[PROBLEM REQUIREMENTS] What number of lines in the material contain the word "this"? Give that number alone.

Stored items
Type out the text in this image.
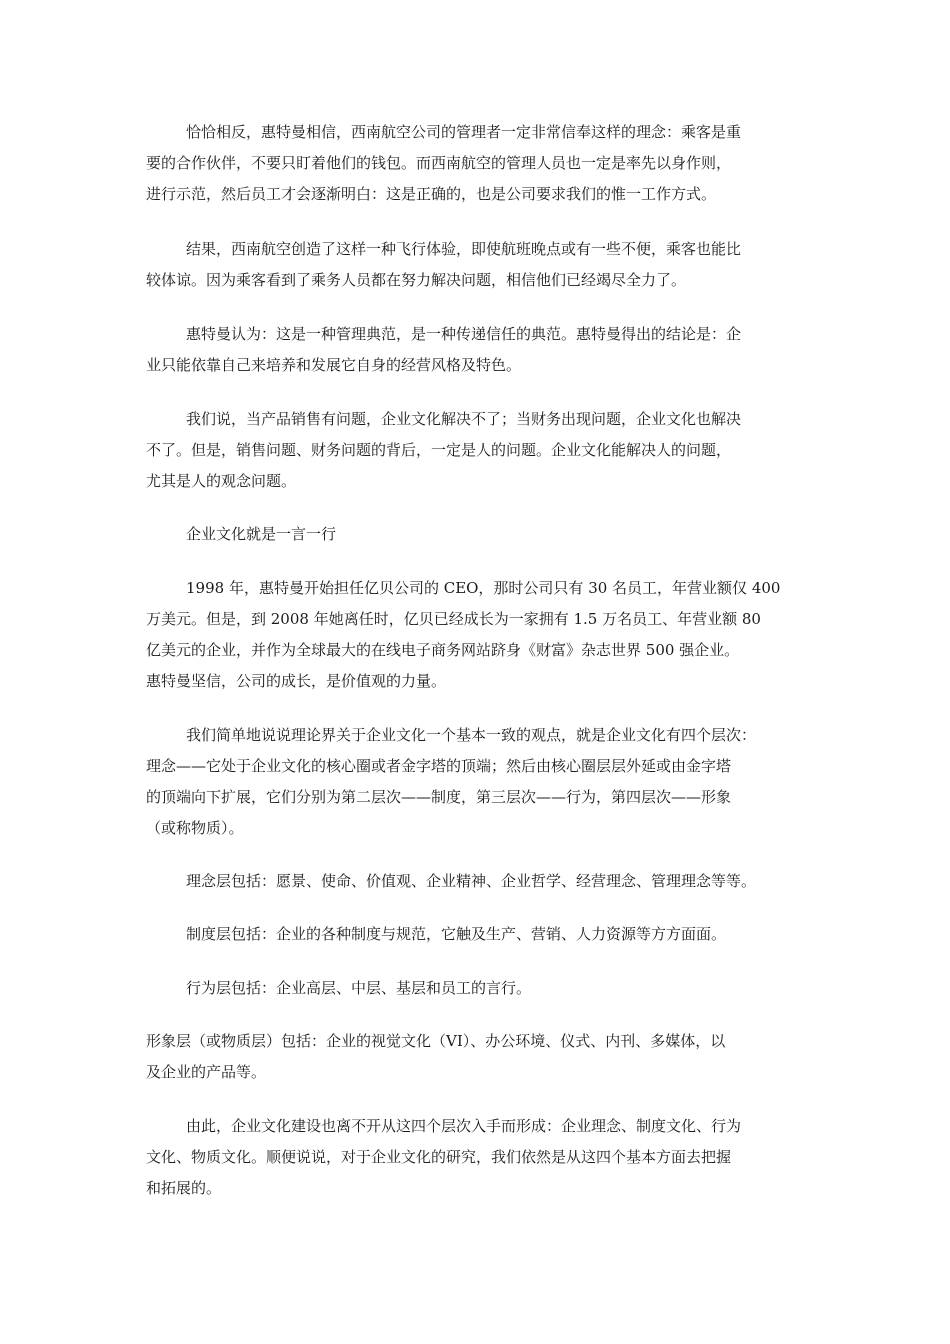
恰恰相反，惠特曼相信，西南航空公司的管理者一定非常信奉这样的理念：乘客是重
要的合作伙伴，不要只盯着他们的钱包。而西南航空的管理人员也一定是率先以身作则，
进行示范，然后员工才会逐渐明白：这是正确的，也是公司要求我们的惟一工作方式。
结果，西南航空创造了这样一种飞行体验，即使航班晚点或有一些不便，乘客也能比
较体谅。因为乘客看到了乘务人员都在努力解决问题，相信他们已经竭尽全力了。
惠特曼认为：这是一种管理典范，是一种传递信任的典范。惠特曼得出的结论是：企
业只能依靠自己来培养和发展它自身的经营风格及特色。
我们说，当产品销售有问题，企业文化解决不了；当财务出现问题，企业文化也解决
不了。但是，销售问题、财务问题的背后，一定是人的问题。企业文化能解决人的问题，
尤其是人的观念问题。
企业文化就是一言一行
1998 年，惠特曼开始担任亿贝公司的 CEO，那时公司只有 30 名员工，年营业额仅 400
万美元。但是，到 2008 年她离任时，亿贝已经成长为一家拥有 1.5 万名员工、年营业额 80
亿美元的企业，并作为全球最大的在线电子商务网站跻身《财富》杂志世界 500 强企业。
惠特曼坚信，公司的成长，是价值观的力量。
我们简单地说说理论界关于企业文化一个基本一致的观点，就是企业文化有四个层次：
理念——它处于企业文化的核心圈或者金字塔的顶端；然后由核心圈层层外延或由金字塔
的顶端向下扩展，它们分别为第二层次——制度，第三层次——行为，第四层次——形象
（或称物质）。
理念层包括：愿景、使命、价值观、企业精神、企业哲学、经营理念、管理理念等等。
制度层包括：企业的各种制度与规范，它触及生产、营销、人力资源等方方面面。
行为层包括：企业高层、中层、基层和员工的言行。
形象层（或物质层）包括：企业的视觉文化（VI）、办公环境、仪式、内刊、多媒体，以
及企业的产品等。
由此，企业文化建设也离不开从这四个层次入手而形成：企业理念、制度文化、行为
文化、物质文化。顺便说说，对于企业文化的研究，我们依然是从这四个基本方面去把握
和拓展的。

* * *

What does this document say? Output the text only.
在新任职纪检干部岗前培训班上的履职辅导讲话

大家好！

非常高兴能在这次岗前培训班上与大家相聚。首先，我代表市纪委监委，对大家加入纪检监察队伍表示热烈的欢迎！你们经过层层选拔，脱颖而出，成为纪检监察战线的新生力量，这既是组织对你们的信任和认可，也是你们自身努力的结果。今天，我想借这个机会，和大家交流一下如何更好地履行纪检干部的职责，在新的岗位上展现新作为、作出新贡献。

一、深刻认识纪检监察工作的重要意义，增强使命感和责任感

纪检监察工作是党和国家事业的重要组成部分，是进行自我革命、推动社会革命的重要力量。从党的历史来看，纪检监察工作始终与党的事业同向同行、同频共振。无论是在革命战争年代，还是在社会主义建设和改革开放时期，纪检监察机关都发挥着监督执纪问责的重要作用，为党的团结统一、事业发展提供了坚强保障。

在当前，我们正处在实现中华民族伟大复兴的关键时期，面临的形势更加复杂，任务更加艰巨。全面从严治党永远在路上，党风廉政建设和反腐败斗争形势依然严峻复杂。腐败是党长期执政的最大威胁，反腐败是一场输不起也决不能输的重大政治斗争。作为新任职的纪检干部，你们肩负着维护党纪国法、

[FINISHED ANSWER] 2